Goal of the exercise: Please write out every line of the entries below verbatim, changing nothing.

[Begin]

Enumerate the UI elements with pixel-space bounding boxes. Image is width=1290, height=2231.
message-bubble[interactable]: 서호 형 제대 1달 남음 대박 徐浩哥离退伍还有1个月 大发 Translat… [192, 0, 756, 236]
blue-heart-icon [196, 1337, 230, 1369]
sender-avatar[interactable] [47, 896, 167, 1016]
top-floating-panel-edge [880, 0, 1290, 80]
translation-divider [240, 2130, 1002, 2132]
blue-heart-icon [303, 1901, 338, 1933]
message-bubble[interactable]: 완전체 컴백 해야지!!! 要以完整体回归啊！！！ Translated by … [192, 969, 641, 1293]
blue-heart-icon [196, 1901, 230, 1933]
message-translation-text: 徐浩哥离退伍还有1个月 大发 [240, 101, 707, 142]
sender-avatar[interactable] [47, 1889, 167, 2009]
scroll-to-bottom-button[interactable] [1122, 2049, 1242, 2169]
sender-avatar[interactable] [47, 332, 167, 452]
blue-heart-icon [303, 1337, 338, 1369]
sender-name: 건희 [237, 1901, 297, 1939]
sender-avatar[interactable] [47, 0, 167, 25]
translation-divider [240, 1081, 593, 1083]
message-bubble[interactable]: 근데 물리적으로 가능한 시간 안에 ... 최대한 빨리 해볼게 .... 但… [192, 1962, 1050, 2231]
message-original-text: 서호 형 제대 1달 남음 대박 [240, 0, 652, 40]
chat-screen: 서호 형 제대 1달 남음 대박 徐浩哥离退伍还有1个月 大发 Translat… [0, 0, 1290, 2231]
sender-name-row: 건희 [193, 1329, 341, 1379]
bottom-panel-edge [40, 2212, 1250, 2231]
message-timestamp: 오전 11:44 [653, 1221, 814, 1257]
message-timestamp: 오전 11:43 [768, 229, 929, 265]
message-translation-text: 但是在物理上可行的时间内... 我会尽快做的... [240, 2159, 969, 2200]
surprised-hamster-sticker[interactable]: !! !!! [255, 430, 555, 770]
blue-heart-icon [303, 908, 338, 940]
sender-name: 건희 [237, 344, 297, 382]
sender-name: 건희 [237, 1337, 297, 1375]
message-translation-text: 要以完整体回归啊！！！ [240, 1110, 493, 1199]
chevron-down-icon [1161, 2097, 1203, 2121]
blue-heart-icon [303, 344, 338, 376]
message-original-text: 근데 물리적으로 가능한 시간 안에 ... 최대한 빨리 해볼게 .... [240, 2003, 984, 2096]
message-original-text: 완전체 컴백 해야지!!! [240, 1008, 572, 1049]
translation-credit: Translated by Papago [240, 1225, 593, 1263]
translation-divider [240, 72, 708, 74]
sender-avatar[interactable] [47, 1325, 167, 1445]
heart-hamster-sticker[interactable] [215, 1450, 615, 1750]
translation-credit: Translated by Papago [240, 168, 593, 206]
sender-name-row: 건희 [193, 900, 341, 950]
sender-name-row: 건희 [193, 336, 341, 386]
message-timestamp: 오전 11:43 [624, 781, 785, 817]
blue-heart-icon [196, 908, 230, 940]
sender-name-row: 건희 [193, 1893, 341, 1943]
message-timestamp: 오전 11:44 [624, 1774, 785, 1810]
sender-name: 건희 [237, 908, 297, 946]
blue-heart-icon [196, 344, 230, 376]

[End]

Task output:
Enumerate the UI elements with pixel-space bounding boxes. Image is width=1290, height=2231.
message-bubble[interactable]: 서호 형 제대 1달 남음 대박 徐浩哥离退伍还有1个月 大发 Translat… [192, 0, 756, 236]
blue-heart-icon [196, 1337, 230, 1369]
sender-avatar[interactable] [47, 896, 167, 1016]
top-floating-panel-edge [880, 0, 1290, 80]
translation-divider [240, 2130, 1002, 2132]
blue-heart-icon [303, 1901, 338, 1933]
message-bubble[interactable]: 완전체 컴백 해야지!!! 要以完整体回归啊！！！ Translated by … [192, 969, 641, 1293]
blue-heart-icon [196, 1901, 230, 1933]
message-translation-text: 徐浩哥离退伍还有1个月 大发 [240, 101, 707, 142]
sender-avatar[interactable] [47, 1889, 167, 2009]
scroll-to-bottom-button[interactable] [1122, 2049, 1242, 2169]
sender-avatar[interactable] [47, 332, 167, 452]
blue-heart-icon [303, 1337, 338, 1369]
sender-name: 건희 [237, 1901, 297, 1939]
sender-avatar[interactable] [47, 0, 167, 25]
translation-divider [240, 1081, 593, 1083]
message-bubble[interactable]: 근데 물리적으로 가능한 시간 안에 ... 최대한 빨리 해볼게 .... 但… [192, 1962, 1050, 2231]
message-original-text: 서호 형 제대 1달 남음 대박 [240, 0, 652, 40]
chat-screen: 서호 형 제대 1달 남음 대박 徐浩哥离退伍还有1个月 大发 Translat… [0, 0, 1290, 2231]
sender-name-row: 건희 [193, 1329, 341, 1379]
bottom-panel-edge [40, 2212, 1250, 2231]
message-timestamp: 오전 11:44 [653, 1221, 814, 1257]
message-timestamp: 오전 11:43 [768, 229, 929, 265]
message-translation-text: 但是在物理上可行的时间内... 我会尽快做的... [240, 2159, 969, 2200]
surprised-hamster-sticker[interactable]: !! !!! [255, 430, 555, 770]
blue-heart-icon [303, 908, 338, 940]
sender-name: 건희 [237, 344, 297, 382]
sender-name: 건희 [237, 1337, 297, 1375]
message-translation-text: 要以完整体回归啊！！！ [240, 1110, 493, 1199]
chevron-down-icon [1161, 2097, 1203, 2121]
blue-heart-icon [303, 344, 338, 376]
message-original-text: 근데 물리적으로 가능한 시간 안에 ... 최대한 빨리 해볼게 .... [240, 2003, 984, 2096]
message-original-text: 완전체 컴백 해야지!!! [240, 1008, 572, 1049]
translation-credit: Translated by Papago [240, 1225, 593, 1263]
translation-divider [240, 72, 708, 74]
sender-avatar[interactable] [47, 1325, 167, 1445]
heart-hamster-sticker[interactable] [215, 1450, 615, 1750]
translation-credit: Translated by Papago [240, 168, 593, 206]
sender-name-row: 건희 [193, 900, 341, 950]
sender-name-row: 건희 [193, 336, 341, 386]
message-timestamp: 오전 11:43 [624, 781, 785, 817]
blue-heart-icon [196, 908, 230, 940]
sender-name-row: 건희 [193, 1893, 341, 1943]
message-timestamp: 오전 11:44 [624, 1774, 785, 1810]
sender-name: 건희 [237, 908, 297, 946]
blue-heart-icon [196, 344, 230, 376]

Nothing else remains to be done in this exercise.